Passage >>
5.2 Effects of Beam Search with Length Penalty
Table 5 shows the results on the development data of our proposed method with BlackOut (K = 2,000) by the simple beam search and our proposed beam search. The beam size is set to {10, 15, 20} in the simple beam search, and to 20 in our proposed search. The brevity penalty value in BLEU denotes the ratio of the hypothesis length over the reference length. We can see that our proposed search outperforms the simple beam search in BLEU score without losing the score of RIBES. Unlike RIBES, the BLEU score is sensitive to the beam size and becomes lower as the beam size increases. We found that the brevity penalty had a relatively small impact on the BLEU score in the simple beam search as the beam size increased. Our search method works better than the simple beam search by keeping long sentences in the candidates with a large beam size.
5.3 Discussion on Small Data Sets
Here, we conduct detailed analyses to explore what kind of component is the key in the proposed methods.
Effects of the Sequential LSTM Units.

Written request 1 >> In the beam search passage, what beam size is used for the proposed search?
Written request 2 >> Proceed with the beam search passage from the point where it stops.
The material after this is not needed for any task.

Information provided >>
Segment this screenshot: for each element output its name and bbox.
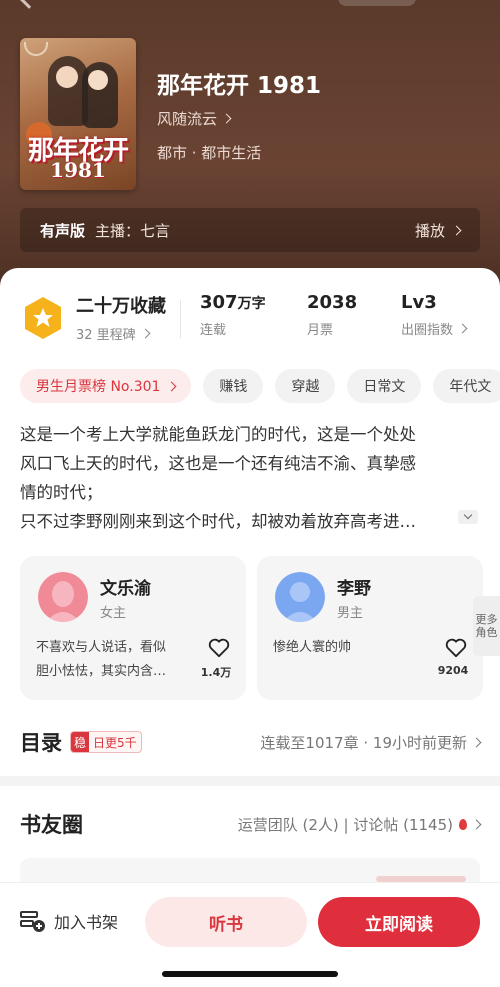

Output 1 >> 20

Output 2 >>
We investigated the effects of the sequential LSTM units at the leaf nodes in our proposed tree-based encoder. Table 6 shows the result on the development data of our proposed encoder and that of an attention-based tree-based encoder without sequential LSTM units. For this evaluation, we used the 1,779 sentences that were successfully parsed by Enju because the encoder without sequential LSTM units always requires a parse tree. The results show that our proposed encoder considerably outperforms the encoder without sequential LSTM units, suggesting that the sequential LSTM units at the leaf nodes contribute to the context-aware construction of the phrase representations in the tree.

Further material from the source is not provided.